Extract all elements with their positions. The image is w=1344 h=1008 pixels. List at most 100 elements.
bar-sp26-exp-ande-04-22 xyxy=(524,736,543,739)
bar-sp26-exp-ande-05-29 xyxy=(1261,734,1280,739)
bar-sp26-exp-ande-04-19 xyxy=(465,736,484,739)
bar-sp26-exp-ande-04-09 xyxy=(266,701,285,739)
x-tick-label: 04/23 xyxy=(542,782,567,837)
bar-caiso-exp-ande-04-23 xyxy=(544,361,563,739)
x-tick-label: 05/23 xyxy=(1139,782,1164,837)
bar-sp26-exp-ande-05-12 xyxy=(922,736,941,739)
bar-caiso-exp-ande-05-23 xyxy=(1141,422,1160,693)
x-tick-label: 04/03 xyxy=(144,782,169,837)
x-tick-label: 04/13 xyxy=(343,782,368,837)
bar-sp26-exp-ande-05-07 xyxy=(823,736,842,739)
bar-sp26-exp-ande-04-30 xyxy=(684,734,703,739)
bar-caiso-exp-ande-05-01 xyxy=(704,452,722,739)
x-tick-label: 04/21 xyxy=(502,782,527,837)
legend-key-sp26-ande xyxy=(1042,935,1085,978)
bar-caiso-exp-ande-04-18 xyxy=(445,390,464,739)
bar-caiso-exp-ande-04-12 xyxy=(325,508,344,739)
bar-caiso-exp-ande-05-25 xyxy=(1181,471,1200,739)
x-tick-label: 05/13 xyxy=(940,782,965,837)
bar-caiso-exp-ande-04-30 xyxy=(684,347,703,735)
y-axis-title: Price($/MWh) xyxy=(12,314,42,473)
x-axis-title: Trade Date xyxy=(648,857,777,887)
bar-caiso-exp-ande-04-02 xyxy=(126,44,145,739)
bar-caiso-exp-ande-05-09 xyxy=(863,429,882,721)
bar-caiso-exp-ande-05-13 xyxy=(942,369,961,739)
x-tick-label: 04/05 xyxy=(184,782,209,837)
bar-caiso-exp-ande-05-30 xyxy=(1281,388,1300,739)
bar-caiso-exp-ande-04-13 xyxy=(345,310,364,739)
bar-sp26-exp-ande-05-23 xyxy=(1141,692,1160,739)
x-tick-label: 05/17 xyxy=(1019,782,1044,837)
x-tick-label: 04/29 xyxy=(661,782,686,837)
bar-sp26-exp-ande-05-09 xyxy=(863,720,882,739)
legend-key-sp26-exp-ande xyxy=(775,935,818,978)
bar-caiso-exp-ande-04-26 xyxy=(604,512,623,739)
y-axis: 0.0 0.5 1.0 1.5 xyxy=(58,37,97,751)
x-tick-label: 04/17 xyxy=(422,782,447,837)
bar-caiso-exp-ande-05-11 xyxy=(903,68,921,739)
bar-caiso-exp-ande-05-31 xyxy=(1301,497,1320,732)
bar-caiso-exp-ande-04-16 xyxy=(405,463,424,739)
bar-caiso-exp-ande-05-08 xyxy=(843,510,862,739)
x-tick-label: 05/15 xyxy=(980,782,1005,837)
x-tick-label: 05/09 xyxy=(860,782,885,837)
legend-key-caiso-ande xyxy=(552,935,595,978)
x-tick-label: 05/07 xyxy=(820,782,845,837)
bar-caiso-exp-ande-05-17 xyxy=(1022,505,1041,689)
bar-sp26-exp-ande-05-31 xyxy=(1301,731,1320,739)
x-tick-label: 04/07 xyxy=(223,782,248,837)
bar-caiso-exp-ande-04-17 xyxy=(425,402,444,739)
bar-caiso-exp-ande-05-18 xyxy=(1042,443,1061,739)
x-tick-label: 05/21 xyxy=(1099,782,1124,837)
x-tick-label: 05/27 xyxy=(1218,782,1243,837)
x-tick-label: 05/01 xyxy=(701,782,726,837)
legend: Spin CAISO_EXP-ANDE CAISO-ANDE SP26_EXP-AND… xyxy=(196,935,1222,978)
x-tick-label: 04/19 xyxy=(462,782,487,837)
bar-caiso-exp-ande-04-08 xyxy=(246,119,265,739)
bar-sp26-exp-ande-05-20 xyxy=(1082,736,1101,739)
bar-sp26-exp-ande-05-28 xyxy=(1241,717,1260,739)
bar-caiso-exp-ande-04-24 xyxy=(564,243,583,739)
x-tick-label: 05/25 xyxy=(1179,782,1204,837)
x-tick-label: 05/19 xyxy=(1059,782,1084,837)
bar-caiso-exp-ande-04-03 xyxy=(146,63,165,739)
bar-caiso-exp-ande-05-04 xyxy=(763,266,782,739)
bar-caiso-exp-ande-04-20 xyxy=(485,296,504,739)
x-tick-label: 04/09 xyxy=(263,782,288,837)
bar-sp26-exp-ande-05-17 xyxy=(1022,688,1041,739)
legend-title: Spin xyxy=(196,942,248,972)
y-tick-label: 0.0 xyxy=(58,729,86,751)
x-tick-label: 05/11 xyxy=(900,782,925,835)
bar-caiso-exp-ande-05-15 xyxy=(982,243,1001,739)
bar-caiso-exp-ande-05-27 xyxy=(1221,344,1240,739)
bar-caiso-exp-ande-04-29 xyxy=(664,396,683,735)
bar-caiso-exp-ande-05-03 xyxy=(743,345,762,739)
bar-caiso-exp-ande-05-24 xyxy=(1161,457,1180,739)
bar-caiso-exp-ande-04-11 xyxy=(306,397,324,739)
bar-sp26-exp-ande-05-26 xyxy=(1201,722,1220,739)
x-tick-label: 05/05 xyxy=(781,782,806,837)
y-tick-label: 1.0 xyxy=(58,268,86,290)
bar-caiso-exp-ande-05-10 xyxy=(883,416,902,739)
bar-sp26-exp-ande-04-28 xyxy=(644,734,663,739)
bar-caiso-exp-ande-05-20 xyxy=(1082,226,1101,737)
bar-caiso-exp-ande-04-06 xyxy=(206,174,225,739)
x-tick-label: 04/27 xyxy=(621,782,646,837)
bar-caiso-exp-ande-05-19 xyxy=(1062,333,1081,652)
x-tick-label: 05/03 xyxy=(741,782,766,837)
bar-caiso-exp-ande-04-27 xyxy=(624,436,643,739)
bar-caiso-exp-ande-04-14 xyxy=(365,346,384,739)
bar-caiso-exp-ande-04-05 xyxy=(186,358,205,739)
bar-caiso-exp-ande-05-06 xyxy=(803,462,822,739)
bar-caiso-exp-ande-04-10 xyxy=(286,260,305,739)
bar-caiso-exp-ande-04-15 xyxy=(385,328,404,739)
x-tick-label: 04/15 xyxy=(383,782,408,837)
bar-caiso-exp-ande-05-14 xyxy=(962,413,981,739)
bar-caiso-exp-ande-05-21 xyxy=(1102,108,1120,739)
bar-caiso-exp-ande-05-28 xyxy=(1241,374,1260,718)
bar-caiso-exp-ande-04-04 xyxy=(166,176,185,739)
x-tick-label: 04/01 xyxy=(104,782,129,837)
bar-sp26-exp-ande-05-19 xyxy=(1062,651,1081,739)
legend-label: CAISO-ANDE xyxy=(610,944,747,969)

☆ ☆ ☆

Edit the lines from the first one through the line containing "bar-caiso-exp-ande-04-16 xyxy=(405,463,424,739)", inclusive, replacing "x-tick-label" with "date-label" and leaving everything else unchanged.

Task solution ▸
Extract all elements with their positions. The image is w=1344 h=1008 pixels. List at most 100 elements.
bar-sp26-exp-ande-04-22 xyxy=(524,736,543,739)
bar-sp26-exp-ande-05-29 xyxy=(1261,734,1280,739)
bar-sp26-exp-ande-04-19 xyxy=(465,736,484,739)
bar-sp26-exp-ande-04-09 xyxy=(266,701,285,739)
date-label: 04/23 xyxy=(542,782,567,837)
bar-caiso-exp-ande-04-23 xyxy=(544,361,563,739)
date-label: 05/23 xyxy=(1139,782,1164,837)
bar-sp26-exp-ande-05-12 xyxy=(922,736,941,739)
bar-caiso-exp-ande-05-23 xyxy=(1141,422,1160,693)
date-label: 04/03 xyxy=(144,782,169,837)
date-label: 04/13 xyxy=(343,782,368,837)
bar-sp26-exp-ande-05-07 xyxy=(823,736,842,739)
bar-sp26-exp-ande-04-30 xyxy=(684,734,703,739)
bar-caiso-exp-ande-05-01 xyxy=(704,452,722,739)
date-label: 04/21 xyxy=(502,782,527,837)
legend-key-sp26-ande xyxy=(1042,935,1085,978)
bar-caiso-exp-ande-04-18 xyxy=(445,390,464,739)
bar-caiso-exp-ande-04-12 xyxy=(325,508,344,739)
bar-caiso-exp-ande-05-25 xyxy=(1181,471,1200,739)
date-label: 05/13 xyxy=(940,782,965,837)
bar-caiso-exp-ande-04-30 xyxy=(684,347,703,735)
y-axis-title: Price($/MWh) xyxy=(12,314,42,473)
x-axis-title: Trade Date xyxy=(648,857,777,887)
bar-caiso-exp-ande-04-02 xyxy=(126,44,145,739)
bar-caiso-exp-ande-05-09 xyxy=(863,429,882,721)
bar-caiso-exp-ande-05-13 xyxy=(942,369,961,739)
date-label: 04/05 xyxy=(184,782,209,837)
bar-caiso-exp-ande-05-30 xyxy=(1281,388,1300,739)
bar-caiso-exp-ande-04-13 xyxy=(345,310,364,739)
bar-sp26-exp-ande-05-23 xyxy=(1141,692,1160,739)
date-label: 05/17 xyxy=(1019,782,1044,837)
date-label: 04/29 xyxy=(661,782,686,837)
bar-sp26-exp-ande-05-09 xyxy=(863,720,882,739)
legend-key-sp26-exp-ande xyxy=(775,935,818,978)
bar-caiso-exp-ande-04-26 xyxy=(604,512,623,739)
y-axis: 0.0 0.5 1.0 1.5 xyxy=(58,37,97,751)
date-label: 04/17 xyxy=(422,782,447,837)
bar-caiso-exp-ande-05-11 xyxy=(903,68,921,739)
bar-caiso-exp-ande-05-31 xyxy=(1301,497,1320,732)
bar-caiso-exp-ande-04-16 xyxy=(405,463,424,739)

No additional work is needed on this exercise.